WHAT NEEDS TO BE DONE: Write out the listing below without alteration, omitting its pictures.

RECORD LIST:
Begin
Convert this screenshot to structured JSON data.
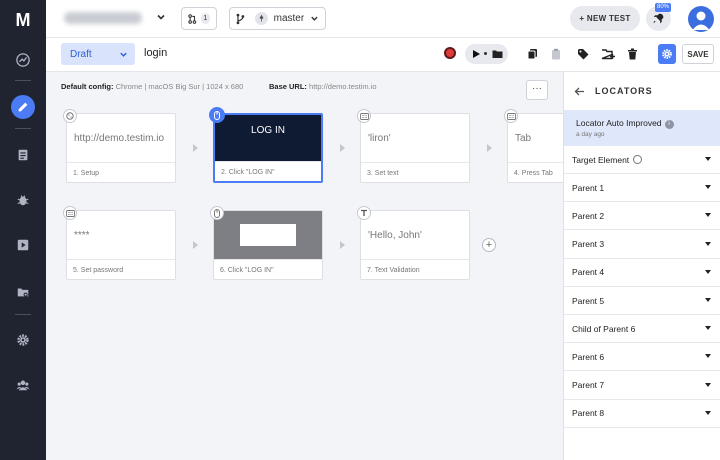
{
  "rail": {
    "logo": "M",
    "items": [
      {
        "name": "dashboard",
        "icon": "trend-icon"
      },
      {
        "name": "editor",
        "icon": "pencil-icon",
        "active": true
      },
      {
        "name": "tests",
        "icon": "list-icon"
      },
      {
        "name": "bugs",
        "icon": "bug-icon"
      },
      {
        "name": "runs",
        "icon": "play-icon"
      },
      {
        "name": "files",
        "icon": "folder-gear-icon"
      },
      {
        "name": "settings",
        "icon": "gear-icon"
      },
      {
        "name": "team",
        "icon": "users-icon"
      }
    ]
  },
  "topbar": {
    "pr_count": "1",
    "branch": "master",
    "new_test_label": "+ NEW TEST",
    "rocket_badge": "80%"
  },
  "toolbar": {
    "status": "Draft",
    "test_name": "login",
    "save_label": "SAVE"
  },
  "canvas": {
    "config_label": "Default config:",
    "config_value": "Chrome | macOS Big Sur | 1024 x 680",
    "base_label": "Base URL:",
    "base_value": "http://demo.testim.io",
    "more_label": "···",
    "steps": [
      {
        "body": "http://demo.testim.io",
        "label": "1. Setup",
        "icon": "cookie-icon"
      },
      {
        "body": "LOG IN",
        "label": "2. Click \"LOG IN\"",
        "icon": "mouse-icon",
        "selected": true
      },
      {
        "body": "'liron'",
        "label": "3. Set text",
        "icon": "keyboard-icon"
      },
      {
        "body": "Tab",
        "label": "4. Press Tab",
        "icon": "keyboard-icon"
      },
      {
        "body": "****",
        "label": "5. Set password",
        "icon": "keyboard-icon"
      },
      {
        "body": "",
        "label": "6. Click \"LOG IN\"",
        "icon": "mouse-icon"
      },
      {
        "body": "'Hello, John'",
        "label": "7. Text Validation",
        "icon": "text-icon"
      }
    ]
  },
  "panel": {
    "title": "LOCATORS",
    "notice_title": "Locator Auto Improved",
    "notice_time": "a day ago",
    "rows": [
      "Target Element",
      "Parent 1",
      "Parent 2",
      "Parent 3",
      "Parent 4",
      "Parent 5",
      "Child of Parent 6",
      "Parent 6",
      "Parent 7",
      "Parent 8"
    ]
  },
  "colors": {
    "accent": "#4b7bf5",
    "rail": "#1f2430",
    "record": "#e03b3b"
  }
}
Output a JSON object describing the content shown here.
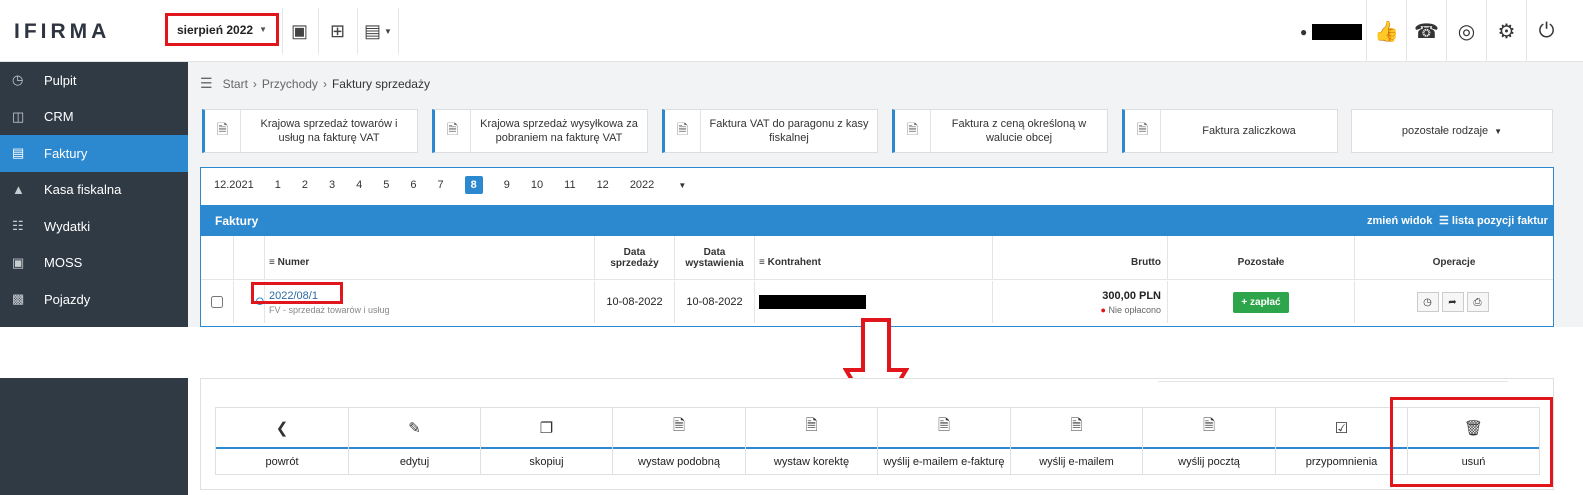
End
ANSWER TO THE PROBLEM:
Convert this screenshot to structured JSON data.
{
  "rail": {
    "logo": "M",
    "items": [
      {
        "name": "dashboard",
        "icon": "trend-icon"
      },
      {
        "name": "editor",
        "icon": "pencil-icon",
        "active": true
      },
      {
        "name": "tests",
        "icon": "list-icon"
      },
      {
        "name": "bugs",
        "icon": "bug-icon"
      },
      {
        "name": "runs",
        "icon": "play-icon"
      },
      {
        "name": "files",
        "icon": "folder-gear-icon"
      },
      {
        "name": "settings",
        "icon": "gear-icon"
      },
      {
        "name": "team",
        "icon": "users-icon"
      }
    ]
  },
  "topbar": {
    "pr_count": "1",
    "branch": "master",
    "new_test_label": "+ NEW TEST",
    "rocket_badge": "80%"
  },
  "toolbar": {
    "status": "Draft",
    "test_name": "login",
    "save_label": "SAVE"
  },
  "canvas": {
    "config_label": "Default config:",
    "config_value": "Chrome | macOS Big Sur | 1024 x 680",
    "base_label": "Base URL:",
    "base_value": "http://demo.testim.io",
    "more_label": "···",
    "steps": [
      {
        "body": "http://demo.testim.io",
        "label": "1. Setup",
        "icon": "cookie-icon"
      },
      {
        "body": "LOG IN",
        "label": "2. Click \"LOG IN\"",
        "icon": "mouse-icon",
        "selected": true
      },
      {
        "body": "'liron'",
        "label": "3. Set text",
        "icon": "keyboard-icon"
      },
      {
        "body": "Tab",
        "label": "4. Press Tab",
        "icon": "keyboard-icon"
      },
      {
        "body": "****",
        "label": "5. Set password",
        "icon": "keyboard-icon"
      },
      {
        "body": "",
        "label": "6. Click \"LOG IN\"",
        "icon": "mouse-icon"
      },
      {
        "body": "'Hello, John'",
        "label": "7. Text Validation",
        "icon": "text-icon"
      }
    ]
  },
  "panel": {
    "title": "LOCATORS",
    "notice_title": "Locator Auto Improved",
    "notice_time": "a day ago",
    "rows": [
      "Target Element",
      "Parent 1",
      "Parent 2",
      "Parent 3",
      "Parent 4",
      "Parent 5",
      "Child of Parent 6",
      "Parent 6",
      "Parent 7",
      "Parent 8"
    ]
  },
  "colors": {
    "accent": "#4b7bf5",
    "rail": "#1f2430",
    "record": "#e03b3b"
  }
}
Output a JSON object describing the content shown here.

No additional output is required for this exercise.